**Brief:**
For the copy, please give all of the data again exactly and leave the pictures out.
-- Start Supplied records --
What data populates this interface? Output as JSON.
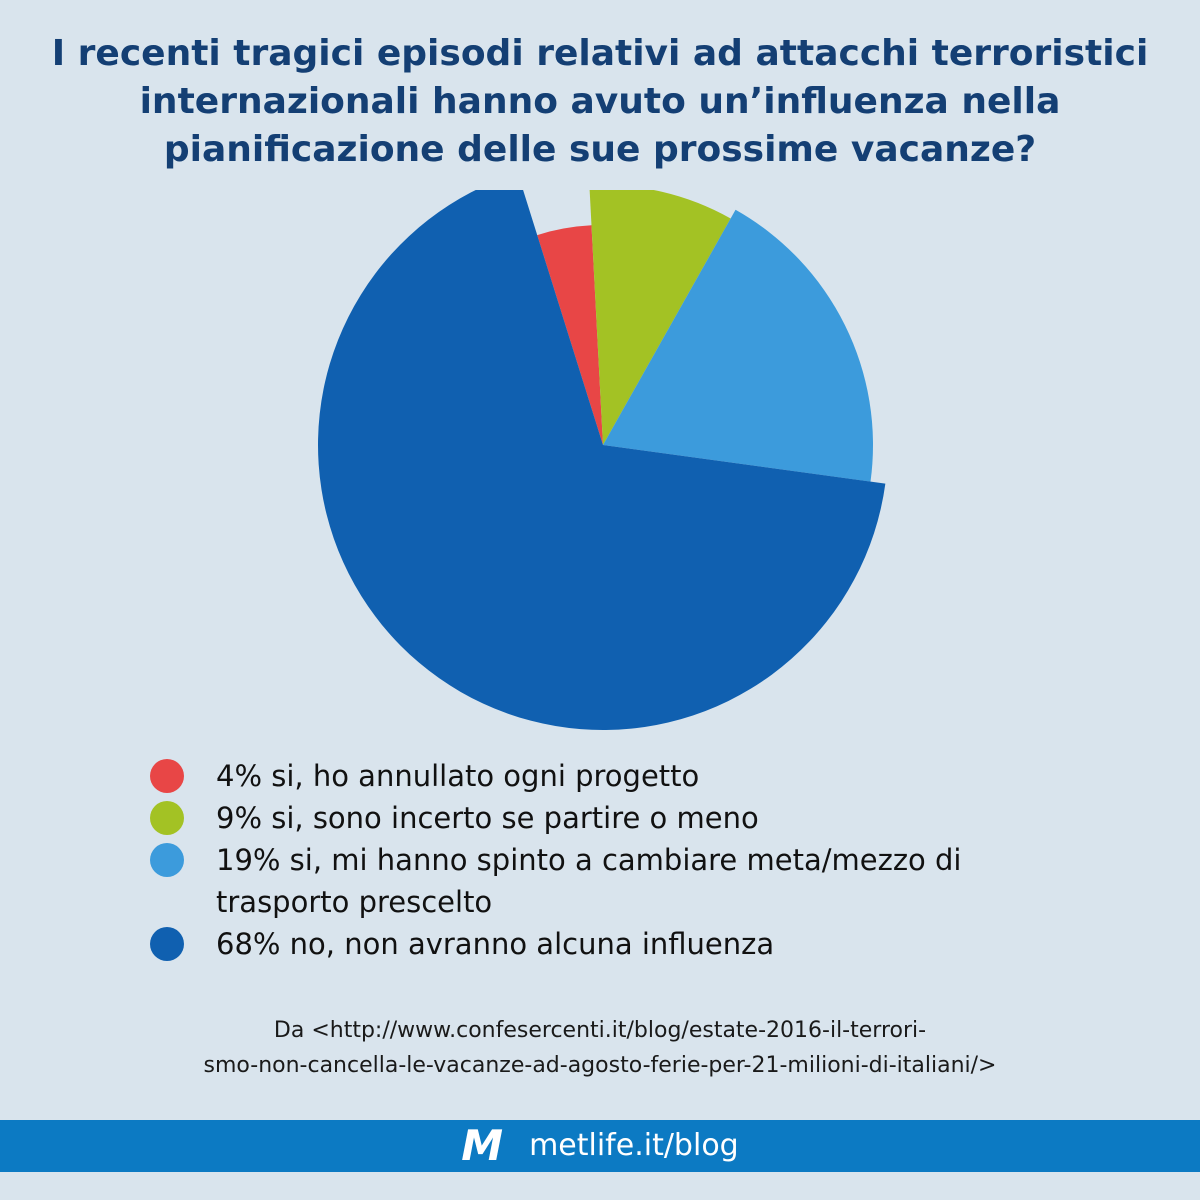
{
  "title": {
    "lines": [
      "I recenti tragici episodi relativi ad attacchi terroristici",
      "internazionali hanno avuto un’influenza nella",
      "pianificazione delle sue prossime vacanze?"
    ]
  },
  "chart_data": {
    "type": "pie",
    "title": "I recenti tragici episodi relativi ad attacchi terroristici internazionali hanno avuto un’influenza nella pianificazione delle sue prossime vacanze?",
    "categories": [
      "si, ho annullato ogni progetto",
      "si, sono incerto se partire o meno",
      "si, mi hanno spinto a cambiare meta/mezzo di trasporto prescelto",
      "no, non avranno alcuna influenza"
    ],
    "values": [
      4,
      9,
      19,
      68
    ],
    "colors": [
      "#e84646",
      "#a3c224",
      "#3c9bdc",
      "#1060b0"
    ],
    "legend_position": "bottom"
  },
  "legend": [
    {
      "text": "4% si, ho annullato ogni progetto",
      "color": "#e84646"
    },
    {
      "text": "9% si, sono incerto se partire o meno",
      "color": "#a3c224"
    },
    {
      "text": "19% si, mi hanno spinto a cambiare meta/mezzo di\ntrasporto prescelto",
      "color": "#3c9bdc"
    },
    {
      "text": "68% no, non avranno alcuna influenza",
      "color": "#1060b0"
    }
  ],
  "source": {
    "lines": [
      "Da <http://www.confesercenti.it/blog/estate-2016-il-terrori-",
      "smo-non-cancella-le-vacanze-ad-agosto-ferie-per-21-milioni-di-italiani/>"
    ]
  },
  "footer": {
    "logo": "M",
    "url": "metlife.it/blog",
    "color": "#0c7ac3"
  }
}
-- End Supplied records --
**Solution to this problem:**
What data populates this interface? Output as JSON.
{
  "title": {
    "lines": [
      "I recenti tragici episodi relativi ad attacchi terroristici",
      "internazionali hanno avuto un’influenza nella",
      "pianificazione delle sue prossime vacanze?"
    ]
  },
  "chart_data": {
    "type": "pie",
    "title": "I recenti tragici episodi relativi ad attacchi terroristici internazionali hanno avuto un’influenza nella pianificazione delle sue prossime vacanze?",
    "categories": [
      "si, ho annullato ogni progetto",
      "si, sono incerto se partire o meno",
      "si, mi hanno spinto a cambiare meta/mezzo di trasporto prescelto",
      "no, non avranno alcuna influenza"
    ],
    "values": [
      4,
      9,
      19,
      68
    ],
    "colors": [
      "#e84646",
      "#a3c224",
      "#3c9bdc",
      "#1060b0"
    ],
    "legend_position": "bottom"
  },
  "legend": [
    {
      "text": "4% si, ho annullato ogni progetto",
      "color": "#e84646"
    },
    {
      "text": "9% si, sono incerto se partire o meno",
      "color": "#a3c224"
    },
    {
      "text": "19% si, mi hanno spinto a cambiare meta/mezzo di\ntrasporto prescelto",
      "color": "#3c9bdc"
    },
    {
      "text": "68% no, non avranno alcuna influenza",
      "color": "#1060b0"
    }
  ],
  "source": {
    "lines": [
      "Da <http://www.confesercenti.it/blog/estate-2016-il-terrori-",
      "smo-non-cancella-le-vacanze-ad-agosto-ferie-per-21-milioni-di-italiani/>"
    ]
  },
  "footer": {
    "logo": "M",
    "url": "metlife.it/blog",
    "color": "#0c7ac3"
  }
}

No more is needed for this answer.